:: Short problem ::
Which lines include the word "then"? Copy each of them.

:: Records for processing ::
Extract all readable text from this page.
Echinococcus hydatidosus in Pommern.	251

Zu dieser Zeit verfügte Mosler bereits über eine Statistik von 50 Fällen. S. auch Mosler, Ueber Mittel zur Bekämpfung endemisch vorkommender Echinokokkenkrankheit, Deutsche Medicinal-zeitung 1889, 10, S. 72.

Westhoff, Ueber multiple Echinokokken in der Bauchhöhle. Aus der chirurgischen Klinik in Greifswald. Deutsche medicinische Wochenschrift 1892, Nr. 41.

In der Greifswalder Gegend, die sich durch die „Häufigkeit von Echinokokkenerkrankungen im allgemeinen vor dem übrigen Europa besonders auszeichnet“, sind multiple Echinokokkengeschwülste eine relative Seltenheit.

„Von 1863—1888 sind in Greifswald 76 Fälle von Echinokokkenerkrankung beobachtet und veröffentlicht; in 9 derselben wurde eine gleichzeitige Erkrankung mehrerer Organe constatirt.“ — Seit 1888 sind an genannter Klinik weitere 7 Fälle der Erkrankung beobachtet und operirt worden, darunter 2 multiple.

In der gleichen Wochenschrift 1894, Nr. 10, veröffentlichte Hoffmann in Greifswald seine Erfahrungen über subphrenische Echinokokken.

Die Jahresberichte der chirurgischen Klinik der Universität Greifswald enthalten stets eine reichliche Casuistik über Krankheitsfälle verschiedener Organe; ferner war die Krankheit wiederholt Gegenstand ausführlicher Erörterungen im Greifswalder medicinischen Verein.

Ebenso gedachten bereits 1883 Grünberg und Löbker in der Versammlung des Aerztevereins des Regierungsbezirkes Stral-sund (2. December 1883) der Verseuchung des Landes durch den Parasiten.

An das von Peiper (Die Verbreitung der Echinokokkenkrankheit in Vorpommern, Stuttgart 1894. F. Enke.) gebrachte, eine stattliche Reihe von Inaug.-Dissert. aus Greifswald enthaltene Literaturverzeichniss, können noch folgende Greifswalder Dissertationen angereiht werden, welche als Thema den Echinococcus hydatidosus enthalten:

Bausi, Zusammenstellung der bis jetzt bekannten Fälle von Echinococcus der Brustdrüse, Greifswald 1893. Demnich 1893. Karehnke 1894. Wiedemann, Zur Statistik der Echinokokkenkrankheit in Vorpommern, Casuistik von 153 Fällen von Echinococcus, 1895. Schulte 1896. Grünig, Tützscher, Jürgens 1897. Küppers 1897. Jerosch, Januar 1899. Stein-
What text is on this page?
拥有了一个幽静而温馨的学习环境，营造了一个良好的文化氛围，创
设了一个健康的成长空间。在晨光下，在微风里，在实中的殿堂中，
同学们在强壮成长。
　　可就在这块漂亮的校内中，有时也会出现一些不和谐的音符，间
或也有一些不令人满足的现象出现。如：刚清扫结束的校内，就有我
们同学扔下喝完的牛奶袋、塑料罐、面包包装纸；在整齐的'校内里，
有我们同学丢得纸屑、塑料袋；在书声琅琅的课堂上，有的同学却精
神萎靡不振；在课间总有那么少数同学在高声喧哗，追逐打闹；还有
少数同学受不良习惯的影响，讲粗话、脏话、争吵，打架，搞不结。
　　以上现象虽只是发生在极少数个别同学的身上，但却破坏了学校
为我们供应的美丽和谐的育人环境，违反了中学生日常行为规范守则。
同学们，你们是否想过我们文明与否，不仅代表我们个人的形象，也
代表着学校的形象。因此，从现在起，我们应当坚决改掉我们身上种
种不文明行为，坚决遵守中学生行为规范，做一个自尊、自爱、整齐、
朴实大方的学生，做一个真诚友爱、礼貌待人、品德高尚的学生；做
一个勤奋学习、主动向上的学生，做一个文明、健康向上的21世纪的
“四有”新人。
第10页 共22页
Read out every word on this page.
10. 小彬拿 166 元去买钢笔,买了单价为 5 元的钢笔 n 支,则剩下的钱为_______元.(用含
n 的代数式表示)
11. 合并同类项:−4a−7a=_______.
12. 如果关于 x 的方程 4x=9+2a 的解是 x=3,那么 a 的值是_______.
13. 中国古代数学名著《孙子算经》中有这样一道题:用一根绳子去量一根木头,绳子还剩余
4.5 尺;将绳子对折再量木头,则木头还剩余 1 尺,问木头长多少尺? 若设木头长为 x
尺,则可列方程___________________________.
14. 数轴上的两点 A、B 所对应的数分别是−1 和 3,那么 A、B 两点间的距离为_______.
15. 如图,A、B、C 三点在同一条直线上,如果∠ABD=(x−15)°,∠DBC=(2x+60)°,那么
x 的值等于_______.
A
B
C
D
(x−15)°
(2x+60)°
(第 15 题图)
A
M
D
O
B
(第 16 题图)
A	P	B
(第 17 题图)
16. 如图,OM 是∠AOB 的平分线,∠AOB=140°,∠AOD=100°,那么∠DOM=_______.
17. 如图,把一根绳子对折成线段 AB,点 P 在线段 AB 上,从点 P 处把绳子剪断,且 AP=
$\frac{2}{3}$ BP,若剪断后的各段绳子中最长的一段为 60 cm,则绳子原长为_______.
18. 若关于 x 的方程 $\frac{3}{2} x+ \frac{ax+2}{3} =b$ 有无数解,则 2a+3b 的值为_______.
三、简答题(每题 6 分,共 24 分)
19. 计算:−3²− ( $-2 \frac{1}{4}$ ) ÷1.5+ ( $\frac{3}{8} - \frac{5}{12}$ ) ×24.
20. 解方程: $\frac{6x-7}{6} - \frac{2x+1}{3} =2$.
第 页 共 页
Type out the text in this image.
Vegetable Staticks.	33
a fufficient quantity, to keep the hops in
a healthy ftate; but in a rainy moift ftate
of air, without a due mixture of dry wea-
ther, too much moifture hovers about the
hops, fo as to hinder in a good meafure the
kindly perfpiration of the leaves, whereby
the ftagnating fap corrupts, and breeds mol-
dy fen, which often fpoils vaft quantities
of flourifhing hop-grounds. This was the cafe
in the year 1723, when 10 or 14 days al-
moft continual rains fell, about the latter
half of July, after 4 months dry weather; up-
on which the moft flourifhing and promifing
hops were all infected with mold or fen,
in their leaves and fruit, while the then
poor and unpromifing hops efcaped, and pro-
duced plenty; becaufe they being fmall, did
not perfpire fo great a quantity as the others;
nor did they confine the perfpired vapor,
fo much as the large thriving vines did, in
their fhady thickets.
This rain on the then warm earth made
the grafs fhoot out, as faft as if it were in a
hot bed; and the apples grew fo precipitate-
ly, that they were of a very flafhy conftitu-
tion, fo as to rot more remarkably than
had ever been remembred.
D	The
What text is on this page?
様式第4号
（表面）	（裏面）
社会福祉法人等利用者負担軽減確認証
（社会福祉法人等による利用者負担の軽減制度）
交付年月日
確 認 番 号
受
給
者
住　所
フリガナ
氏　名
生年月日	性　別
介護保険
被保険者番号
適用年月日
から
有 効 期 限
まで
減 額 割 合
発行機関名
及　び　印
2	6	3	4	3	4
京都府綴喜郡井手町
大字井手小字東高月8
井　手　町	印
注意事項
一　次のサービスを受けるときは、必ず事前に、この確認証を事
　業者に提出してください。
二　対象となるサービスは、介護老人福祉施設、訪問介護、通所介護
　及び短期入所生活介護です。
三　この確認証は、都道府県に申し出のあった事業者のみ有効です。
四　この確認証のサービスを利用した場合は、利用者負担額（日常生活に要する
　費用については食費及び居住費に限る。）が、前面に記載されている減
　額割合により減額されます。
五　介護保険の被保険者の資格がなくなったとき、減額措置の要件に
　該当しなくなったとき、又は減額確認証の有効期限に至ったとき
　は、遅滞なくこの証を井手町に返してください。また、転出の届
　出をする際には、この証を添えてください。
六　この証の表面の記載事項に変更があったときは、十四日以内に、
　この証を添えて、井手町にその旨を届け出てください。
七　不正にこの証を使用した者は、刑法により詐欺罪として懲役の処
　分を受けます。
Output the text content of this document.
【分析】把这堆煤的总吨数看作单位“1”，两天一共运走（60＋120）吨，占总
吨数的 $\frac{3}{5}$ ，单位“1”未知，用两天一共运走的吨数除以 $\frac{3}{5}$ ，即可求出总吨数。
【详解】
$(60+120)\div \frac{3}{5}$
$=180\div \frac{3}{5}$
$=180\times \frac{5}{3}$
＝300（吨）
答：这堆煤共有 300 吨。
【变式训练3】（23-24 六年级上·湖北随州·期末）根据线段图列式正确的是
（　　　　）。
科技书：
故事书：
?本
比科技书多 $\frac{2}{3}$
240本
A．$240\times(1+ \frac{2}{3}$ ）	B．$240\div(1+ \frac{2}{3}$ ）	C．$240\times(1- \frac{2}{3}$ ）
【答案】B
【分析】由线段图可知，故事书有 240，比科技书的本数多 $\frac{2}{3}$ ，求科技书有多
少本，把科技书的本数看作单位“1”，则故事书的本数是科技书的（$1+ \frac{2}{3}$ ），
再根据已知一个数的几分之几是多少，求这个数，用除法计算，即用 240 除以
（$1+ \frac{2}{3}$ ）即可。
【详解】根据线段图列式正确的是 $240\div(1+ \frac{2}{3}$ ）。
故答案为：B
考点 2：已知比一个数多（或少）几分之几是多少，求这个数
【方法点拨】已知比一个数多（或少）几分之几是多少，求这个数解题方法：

:: The output ::
in their leaves and fruit, while the then
This rain on the then warm earth made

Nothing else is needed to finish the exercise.